— Start —

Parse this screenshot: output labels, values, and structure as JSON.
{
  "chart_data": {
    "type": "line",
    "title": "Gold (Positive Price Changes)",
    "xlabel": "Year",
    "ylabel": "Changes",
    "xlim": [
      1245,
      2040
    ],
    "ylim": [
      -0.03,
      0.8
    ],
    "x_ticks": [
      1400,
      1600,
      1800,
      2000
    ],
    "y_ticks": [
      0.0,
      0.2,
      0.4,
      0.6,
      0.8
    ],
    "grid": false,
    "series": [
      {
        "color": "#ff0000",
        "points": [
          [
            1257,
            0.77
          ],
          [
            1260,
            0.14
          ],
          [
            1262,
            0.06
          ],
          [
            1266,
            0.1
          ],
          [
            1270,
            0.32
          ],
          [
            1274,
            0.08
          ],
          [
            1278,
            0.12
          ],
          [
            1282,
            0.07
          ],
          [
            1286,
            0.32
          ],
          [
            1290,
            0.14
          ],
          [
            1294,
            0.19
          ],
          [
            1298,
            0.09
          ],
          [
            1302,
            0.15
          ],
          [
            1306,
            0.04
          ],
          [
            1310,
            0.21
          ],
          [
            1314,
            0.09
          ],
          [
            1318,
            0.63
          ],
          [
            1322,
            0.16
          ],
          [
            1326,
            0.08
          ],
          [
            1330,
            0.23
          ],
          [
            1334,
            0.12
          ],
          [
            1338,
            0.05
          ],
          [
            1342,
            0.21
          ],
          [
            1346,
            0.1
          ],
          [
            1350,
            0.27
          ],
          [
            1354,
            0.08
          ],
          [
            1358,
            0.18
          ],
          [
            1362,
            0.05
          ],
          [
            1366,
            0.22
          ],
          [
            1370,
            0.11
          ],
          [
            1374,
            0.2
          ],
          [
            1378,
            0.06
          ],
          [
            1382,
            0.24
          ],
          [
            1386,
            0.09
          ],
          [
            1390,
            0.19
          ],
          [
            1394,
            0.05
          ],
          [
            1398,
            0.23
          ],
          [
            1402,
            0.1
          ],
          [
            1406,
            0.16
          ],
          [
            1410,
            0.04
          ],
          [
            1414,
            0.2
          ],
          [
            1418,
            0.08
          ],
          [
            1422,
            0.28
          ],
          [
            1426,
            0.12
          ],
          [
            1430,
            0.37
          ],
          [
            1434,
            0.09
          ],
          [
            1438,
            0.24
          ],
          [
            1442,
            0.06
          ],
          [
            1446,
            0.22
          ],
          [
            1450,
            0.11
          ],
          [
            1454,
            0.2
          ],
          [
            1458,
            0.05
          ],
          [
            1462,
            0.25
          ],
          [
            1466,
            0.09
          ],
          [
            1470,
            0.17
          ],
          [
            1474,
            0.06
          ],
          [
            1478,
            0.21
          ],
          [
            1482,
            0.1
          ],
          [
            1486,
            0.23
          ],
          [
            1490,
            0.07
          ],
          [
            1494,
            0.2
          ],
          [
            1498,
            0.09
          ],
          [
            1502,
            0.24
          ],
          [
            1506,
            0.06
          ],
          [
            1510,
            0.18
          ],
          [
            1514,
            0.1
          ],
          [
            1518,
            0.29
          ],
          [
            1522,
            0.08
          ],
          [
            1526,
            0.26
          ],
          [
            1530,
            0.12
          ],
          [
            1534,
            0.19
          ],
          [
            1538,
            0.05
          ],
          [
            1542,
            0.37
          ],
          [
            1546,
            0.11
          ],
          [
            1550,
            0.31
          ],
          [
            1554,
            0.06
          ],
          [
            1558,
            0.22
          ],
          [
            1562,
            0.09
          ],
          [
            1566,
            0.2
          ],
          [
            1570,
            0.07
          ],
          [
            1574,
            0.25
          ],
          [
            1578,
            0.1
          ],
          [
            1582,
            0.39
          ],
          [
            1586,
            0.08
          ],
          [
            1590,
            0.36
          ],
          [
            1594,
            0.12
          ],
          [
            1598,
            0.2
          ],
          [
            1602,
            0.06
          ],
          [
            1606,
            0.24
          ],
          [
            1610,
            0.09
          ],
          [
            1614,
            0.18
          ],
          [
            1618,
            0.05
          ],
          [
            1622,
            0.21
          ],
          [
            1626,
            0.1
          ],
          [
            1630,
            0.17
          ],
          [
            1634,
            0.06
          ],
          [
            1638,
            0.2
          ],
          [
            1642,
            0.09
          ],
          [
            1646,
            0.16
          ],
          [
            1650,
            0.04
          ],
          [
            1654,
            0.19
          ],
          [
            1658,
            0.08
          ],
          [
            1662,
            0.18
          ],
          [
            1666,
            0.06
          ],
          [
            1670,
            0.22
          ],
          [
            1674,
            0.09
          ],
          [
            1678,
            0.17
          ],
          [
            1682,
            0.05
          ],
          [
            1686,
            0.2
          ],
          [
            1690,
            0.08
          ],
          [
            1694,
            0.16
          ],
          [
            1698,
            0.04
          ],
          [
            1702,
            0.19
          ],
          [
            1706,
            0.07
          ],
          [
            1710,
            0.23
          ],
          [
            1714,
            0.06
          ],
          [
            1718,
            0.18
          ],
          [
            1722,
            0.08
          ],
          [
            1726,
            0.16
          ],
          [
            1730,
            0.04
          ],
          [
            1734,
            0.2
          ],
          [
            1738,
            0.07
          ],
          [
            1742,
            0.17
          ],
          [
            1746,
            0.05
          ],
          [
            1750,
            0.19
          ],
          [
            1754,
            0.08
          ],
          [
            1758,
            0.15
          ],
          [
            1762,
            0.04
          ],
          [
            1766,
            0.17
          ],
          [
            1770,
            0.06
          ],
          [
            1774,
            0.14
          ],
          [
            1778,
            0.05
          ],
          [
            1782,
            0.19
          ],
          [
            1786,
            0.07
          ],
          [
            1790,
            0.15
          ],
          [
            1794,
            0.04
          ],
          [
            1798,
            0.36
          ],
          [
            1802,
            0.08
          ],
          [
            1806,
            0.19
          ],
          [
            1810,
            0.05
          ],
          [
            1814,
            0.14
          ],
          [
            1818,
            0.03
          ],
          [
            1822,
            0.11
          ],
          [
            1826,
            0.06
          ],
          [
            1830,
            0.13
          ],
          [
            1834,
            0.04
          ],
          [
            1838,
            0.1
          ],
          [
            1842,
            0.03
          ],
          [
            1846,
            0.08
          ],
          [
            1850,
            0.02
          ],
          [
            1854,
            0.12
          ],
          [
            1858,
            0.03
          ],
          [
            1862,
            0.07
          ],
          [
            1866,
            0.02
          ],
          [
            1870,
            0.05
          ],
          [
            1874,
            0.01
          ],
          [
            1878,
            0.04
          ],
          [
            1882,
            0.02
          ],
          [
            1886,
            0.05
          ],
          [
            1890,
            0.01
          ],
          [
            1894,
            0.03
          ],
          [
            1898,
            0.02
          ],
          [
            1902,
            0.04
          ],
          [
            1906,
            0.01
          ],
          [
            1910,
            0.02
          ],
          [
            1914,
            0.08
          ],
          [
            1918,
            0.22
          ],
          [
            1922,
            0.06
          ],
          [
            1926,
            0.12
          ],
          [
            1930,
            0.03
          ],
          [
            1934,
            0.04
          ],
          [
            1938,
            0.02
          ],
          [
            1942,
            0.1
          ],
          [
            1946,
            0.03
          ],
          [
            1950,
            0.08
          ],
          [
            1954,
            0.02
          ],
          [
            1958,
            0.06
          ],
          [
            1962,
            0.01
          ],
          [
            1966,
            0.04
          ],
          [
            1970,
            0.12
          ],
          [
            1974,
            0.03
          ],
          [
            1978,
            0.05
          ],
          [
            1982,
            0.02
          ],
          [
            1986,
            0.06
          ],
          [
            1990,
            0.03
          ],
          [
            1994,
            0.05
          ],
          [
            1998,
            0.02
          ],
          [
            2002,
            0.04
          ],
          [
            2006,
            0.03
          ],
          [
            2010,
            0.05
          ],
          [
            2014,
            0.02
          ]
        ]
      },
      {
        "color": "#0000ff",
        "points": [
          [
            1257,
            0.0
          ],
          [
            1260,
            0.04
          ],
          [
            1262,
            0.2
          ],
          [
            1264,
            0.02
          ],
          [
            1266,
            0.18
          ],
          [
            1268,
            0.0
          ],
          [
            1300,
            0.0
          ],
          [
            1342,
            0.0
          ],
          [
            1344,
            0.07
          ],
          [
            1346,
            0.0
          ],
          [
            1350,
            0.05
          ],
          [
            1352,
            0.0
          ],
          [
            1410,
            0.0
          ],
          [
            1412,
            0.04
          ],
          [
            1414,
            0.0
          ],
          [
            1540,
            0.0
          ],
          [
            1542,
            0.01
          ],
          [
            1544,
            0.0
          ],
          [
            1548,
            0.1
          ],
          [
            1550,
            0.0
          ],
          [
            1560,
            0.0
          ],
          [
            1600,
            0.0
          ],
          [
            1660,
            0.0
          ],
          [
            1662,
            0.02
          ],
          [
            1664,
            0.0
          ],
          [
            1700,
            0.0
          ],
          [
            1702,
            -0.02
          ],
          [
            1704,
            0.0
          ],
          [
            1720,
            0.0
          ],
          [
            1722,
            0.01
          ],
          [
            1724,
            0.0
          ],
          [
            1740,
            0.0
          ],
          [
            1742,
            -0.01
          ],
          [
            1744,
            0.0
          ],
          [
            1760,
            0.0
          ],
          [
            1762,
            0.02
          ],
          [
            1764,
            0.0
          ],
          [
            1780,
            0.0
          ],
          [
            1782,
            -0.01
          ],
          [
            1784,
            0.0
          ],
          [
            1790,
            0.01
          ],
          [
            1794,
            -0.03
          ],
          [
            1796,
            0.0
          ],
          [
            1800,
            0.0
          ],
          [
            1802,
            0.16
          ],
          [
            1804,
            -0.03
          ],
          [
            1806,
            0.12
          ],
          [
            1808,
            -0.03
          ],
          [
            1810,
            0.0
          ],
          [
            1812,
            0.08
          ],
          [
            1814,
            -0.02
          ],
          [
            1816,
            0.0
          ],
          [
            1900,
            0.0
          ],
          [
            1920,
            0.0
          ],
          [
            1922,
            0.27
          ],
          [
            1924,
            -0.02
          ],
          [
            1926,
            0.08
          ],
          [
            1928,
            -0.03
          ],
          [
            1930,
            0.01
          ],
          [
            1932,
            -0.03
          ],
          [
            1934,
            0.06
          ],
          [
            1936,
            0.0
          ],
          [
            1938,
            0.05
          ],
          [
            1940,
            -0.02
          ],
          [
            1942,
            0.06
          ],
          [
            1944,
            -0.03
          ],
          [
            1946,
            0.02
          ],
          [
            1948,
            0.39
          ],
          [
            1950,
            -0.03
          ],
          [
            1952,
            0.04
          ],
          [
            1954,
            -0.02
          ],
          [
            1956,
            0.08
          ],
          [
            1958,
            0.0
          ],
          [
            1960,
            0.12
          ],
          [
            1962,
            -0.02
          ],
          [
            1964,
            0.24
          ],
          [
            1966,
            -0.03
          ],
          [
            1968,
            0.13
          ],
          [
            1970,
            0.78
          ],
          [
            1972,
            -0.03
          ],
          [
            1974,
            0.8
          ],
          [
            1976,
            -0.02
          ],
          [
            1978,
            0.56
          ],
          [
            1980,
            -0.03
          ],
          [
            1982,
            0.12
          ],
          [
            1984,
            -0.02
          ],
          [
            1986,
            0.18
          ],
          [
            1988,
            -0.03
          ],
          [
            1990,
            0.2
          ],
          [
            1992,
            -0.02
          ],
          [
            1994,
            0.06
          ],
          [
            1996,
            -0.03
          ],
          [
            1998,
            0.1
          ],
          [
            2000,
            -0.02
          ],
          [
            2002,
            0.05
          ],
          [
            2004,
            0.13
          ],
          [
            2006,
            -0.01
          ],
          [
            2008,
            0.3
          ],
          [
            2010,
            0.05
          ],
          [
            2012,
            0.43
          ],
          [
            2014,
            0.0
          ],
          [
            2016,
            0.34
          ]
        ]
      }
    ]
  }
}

— End —

Task brief:
Only lines that contain the word "Changes" are wanted; copy each of them.

Written answer:
    "title": "Gold (Positive Price Changes)",
    "ylabel": "Changes",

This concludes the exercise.